*Challenge:* Quote the material exactly from the line that contains "Extract all readable text from this page." through its last line. Any pictures are to be left out.

*Data to use:*
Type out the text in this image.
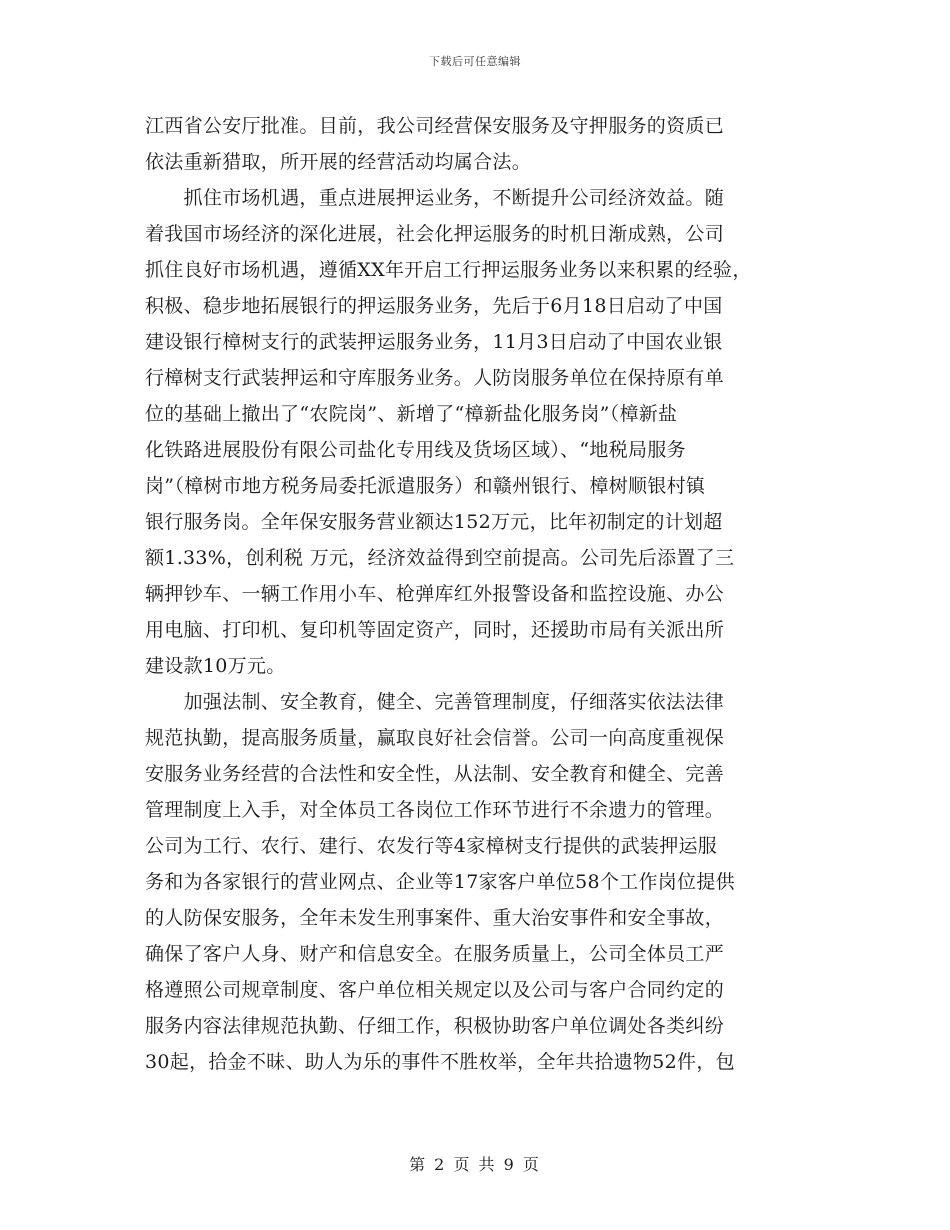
下载后可任意编辑
江西省公安厅批准。目前，我公司经营保安服务及守押服务的资质已
依法重新猎取，所开展的经营活动均属合法。
　　抓住市场机遇，重点进展押运业务，不断提升公司经济效益。随
着我国市场经济的深化进展，社会化押运服务的时机日渐成熟，公司
抓住良好市场机遇，遵循XX年开启工行押运服务业务以来积累的经验，
积极、稳步地拓展银行的押运服务业务，先后于6月18日启动了中国
建设银行樟树支行的武装押运服务业务，11月3日启动了中国农业银
行樟树支行武装押运和守库服务业务。人防岗服务单位在保持原有单
位的基础上撤出了“农院岗”、新增了“樟新盐化服务岗”（樟新盐
化铁路进展股份有限公司盐化专用线及货场区域）、“地税局服务
岗”（樟树市地方税务局委托派遣服务）和赣州银行、樟树顺银村镇
银行服务岗。全年保安服务营业额达152万元，比年初制定的计划超
额1.33%，创利税 万元，经济效益得到空前提高。公司先后添置了三
辆押钞车、一辆工作用小车、枪弹库红外报警设备和监控设施、办公
用电脑、打印机、复印机等固定资产，同时，还援助市局有关派出所
建设款10万元。
　　加强法制、安全教育，健全、完善管理制度，仔细落实依法法律
规范执勤，提高服务质量，赢取良好社会信誉。公司一向高度重视保
安服务业务经营的合法性和安全性，从法制、安全教育和健全、完善
管理制度上入手，对全体员工各岗位工作环节进行不余遗力的管理。
公司为工行、农行、建行、农发行等4家樟树支行提供的武装押运服
务和为各家银行的营业网点、企业等17家客户单位58个工作岗位提供
的人防保安服务，全年未发生刑事案件、重大治安事件和安全事故，
确保了客户人身、财产和信息安全。在服务质量上，公司全体员工严
格遵照公司规章制度、客户单位相关规定以及公司与客户合同约定的
服务内容法律规范执勤、仔细工作，积极协助客户单位调处各类纠纷
30起，拾金不昧、助人为乐的事件不胜枚举，全年共拾遗物52件，包
第 2 页 共 9 页
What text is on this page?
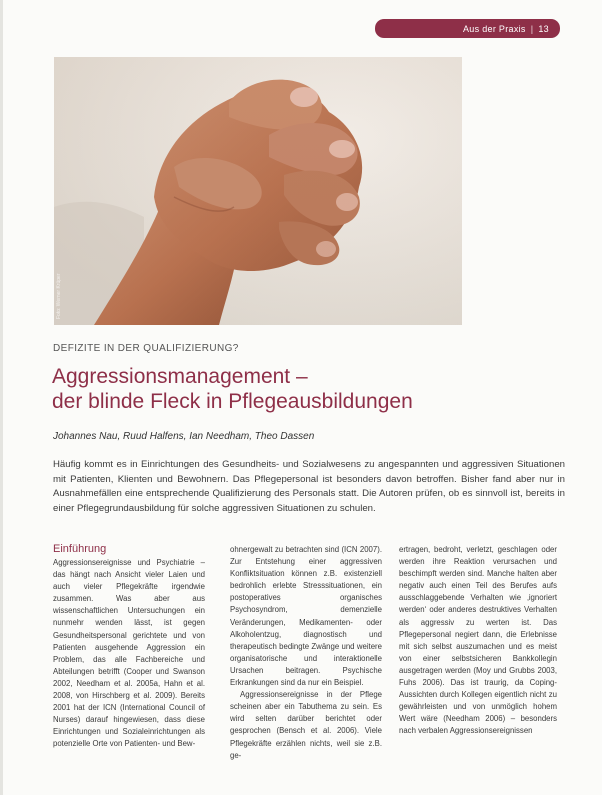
Aus der Praxis | 13
Foto: Werner Krüper
DEFIZITE IN DER QUALIFIZIERUNG?
Aggressionsmanagement –
der blinde Fleck in Pflegeausbildungen
Johannes Nau, Ruud Halfens, Ian Needham, Theo Dassen
Häufig kommt es in Einrichtungen des Gesundheits- und Sozialwesens zu angespannten und aggressiven Situationen mit Patienten, Klienten und Bewohnern. Das Pflegepersonal ist besonders davon betroffen. Bisher fand aber nur in Ausnahmefällen eine entsprechende Qualifizierung des Personals statt. Die Autoren prüfen, ob es sinnvoll ist, bereits in einer Pflegegrundausbildung für solche aggressiven Situationen zu schulen.
Einführung

Aggressionsereignisse und Psychiatrie – das hängt nach Ansicht vieler Laien und auch vieler Pflegekräfte irgendwie zusammen. Was aber aus wissenschaftlichen Untersuchungen ein nunmehr wenden lässt, ist gegen Gesundheitspersonal gerichtete und von Patienten ausgehende Aggression ein Problem, das alle Fachbereiche und Abteilungen betrifft (Cooper und Swanson 2002, Needham et al. 2005a, Hahn et al. 2008, von Hirschberg et al. 2009). Bereits 2001 hat der ICN (International Council of Nurses) darauf hingewiesen, dass diese Einrichtungen und Sozialeinrichtungen als potenzielle Orte von Patienten- und Bew-

ohnergewalt zu betrachten sind (ICN 2007). Zur Entstehung einer aggressiven Konfliktsituation können z.B. existenziell bedrohlich erlebte Stresssituationen, ein postoperatives organisches Psychosyndrom, demenzielle Veränderungen, Medikamenten- oder Alkoholentzug, diagnostisch und therapeutisch bedingte Zwänge und weitere organisatorische und interaktionelle Ursachen beitragen. Psychische Erkrankungen sind da nur ein Beispiel.

Aggressionsereignisse in der Pflege scheinen aber ein Tabuthema zu sein. Es wird selten darüber berichtet oder gesprochen (Bensch et al. 2006). Viele Pflegekräfte erzählen nichts, weil sie z.B. ge-

ertragen, bedroht, verletzt, geschlagen oder werden ihre Reaktion verursachen und beschimpft werden sind. Manche halten aber negativ auch einen Teil des Berufes aufs ausschlaggebende Verhalten wie ‚ignoriert werden‘ oder anderes destruktives Verhalten als aggressiv zu werten ist. Das Pflegepersonal negiert dann, die Erlebnisse mit sich selbst auszumachen und es meist von einer selbstsicheren Bankkollegin ausgetragen werden (Moy und Grubbs 2003, Fuhs 2006). Das ist traurig, da Coping-Aussichten durch Kollegen eigentlich nicht zu gewährleisten und von unmöglich hohem Wert wäre (Needham 2006) – besonders nach verbalen Aggressionsereignissen
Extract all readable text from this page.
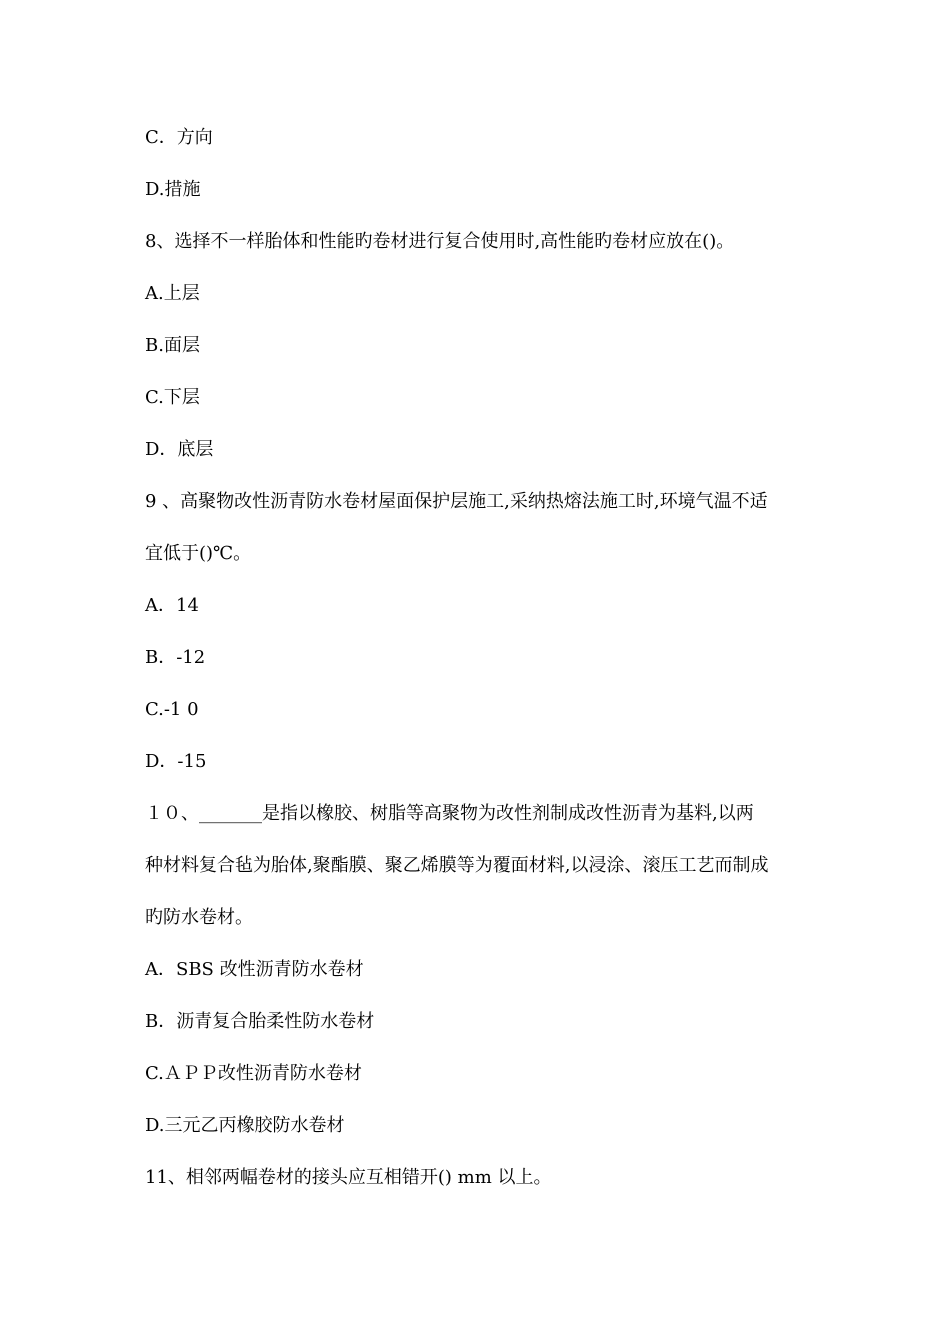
C．方向
D.措施
8、选择不一样胎体和性能旳卷材进行复合使用时,高性能旳卷材应放在()。
A.上层
B.面层
C.下层
D．底层
9 、高聚物改性沥青防水卷材屋面保护层施工,采纳热熔法施工时,环境气温不适
宜低于()℃。
A．14
B．-12
C.-1 0
D．-15
１０、_______是指以橡胶、树脂等高聚物为改性剂制成改性沥青为基料,以两
种材料复合毡为胎体,聚酯膜、聚乙烯膜等为覆面材料,以浸涂、滚压工艺而制成
旳防水卷材。
A．SBS 改性沥青防水卷材
B．沥青复合胎柔性防水卷材
C.ＡＰＰ改性沥青防水卷材
D.三元乙丙橡胶防水卷材
11、相邻两幅卷材的接头应互相错开() mm 以上。
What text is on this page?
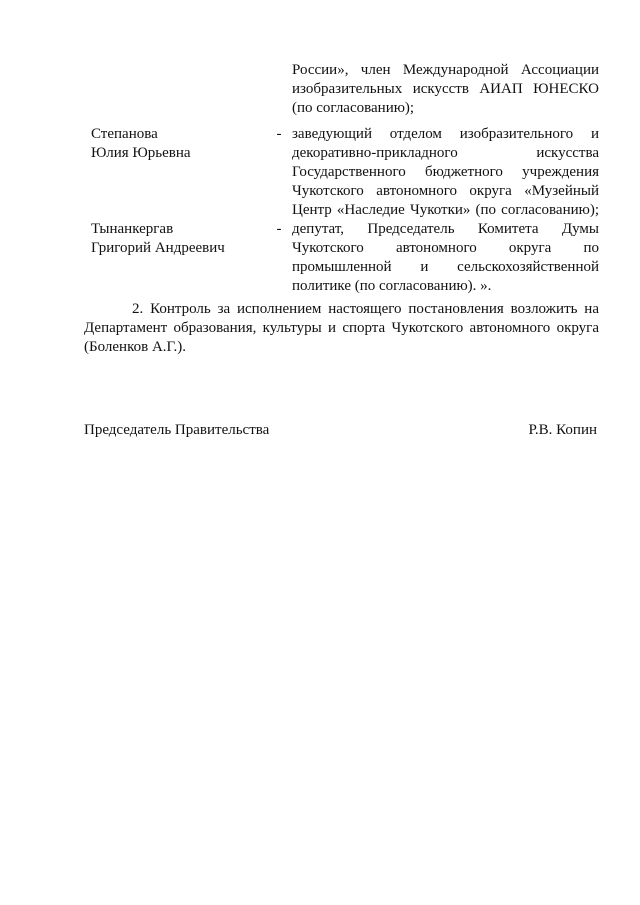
России», член Международной Ассоциации
изобразительных искусств АИАП ЮНЕСКО
(по согласованию);
Степанова
Юлия Юрьевна
- заведующий отделом изобразительного и
декоративно-прикладного искусства
Государственного бюджетного учреждения
Чукотского автономного округа «Музейный
Центр «Наследие Чукотки» (по согласованию);
Тынанкергав
Григорий Андреевич
- депутат, Председатель Комитета Думы
Чукотского автономного округа по
промышленной и сельскохозяйственной
политике (по согласованию). ».
2. Контроль за исполнением настоящего постановления возложить на
Департамент образования, культуры и спорта Чукотского автономного округа
(Боленков А.Г.).
Председатель Правительства	Р.В. Копин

*Exercise output:*
Extract all readable text from this page.
C．方向
D.措施
8、选择不一样胎体和性能旳卷材进行复合使用时,高性能旳卷材应放在()。
A.上层
B.面层
C.下层
D．底层
9 、高聚物改性沥青防水卷材屋面保护层施工,采纳热熔法施工时,环境气温不适
宜低于()℃。
A．14
B．-12
C.-1 0
D．-15
１０、_______是指以橡胶、树脂等高聚物为改性剂制成改性沥青为基料,以两
种材料复合毡为胎体,聚酯膜、聚乙烯膜等为覆面材料,以浸涂、滚压工艺而制成
旳防水卷材。
A．SBS 改性沥青防水卷材
B．沥青复合胎柔性防水卷材
C.ＡＰＰ改性沥青防水卷材
D.三元乙丙橡胶防水卷材
11、相邻两幅卷材的接头应互相错开() mm 以上。
What text is on this page?
России», член Международной Ассоциации
изобразительных искусств АИАП ЮНЕСКО
(по согласованию);
Степанова
Юлия Юрьевна
- заведующий отделом изобразительного и
декоративно-прикладного искусства
Государственного бюджетного учреждения
Чукотского автономного округа «Музейный
Центр «Наследие Чукотки» (по согласованию);
Тынанкергав
Григорий Андреевич
- депутат, Председатель Комитета Думы
Чукотского автономного округа по
промышленной и сельскохозяйственной
политике (по согласованию). ».
2. Контроль за исполнением настоящего постановления возложить на
Департамент образования, культуры и спорта Чукотского автономного округа
(Боленков А.Г.).
Председатель Правительства	Р.В. Копин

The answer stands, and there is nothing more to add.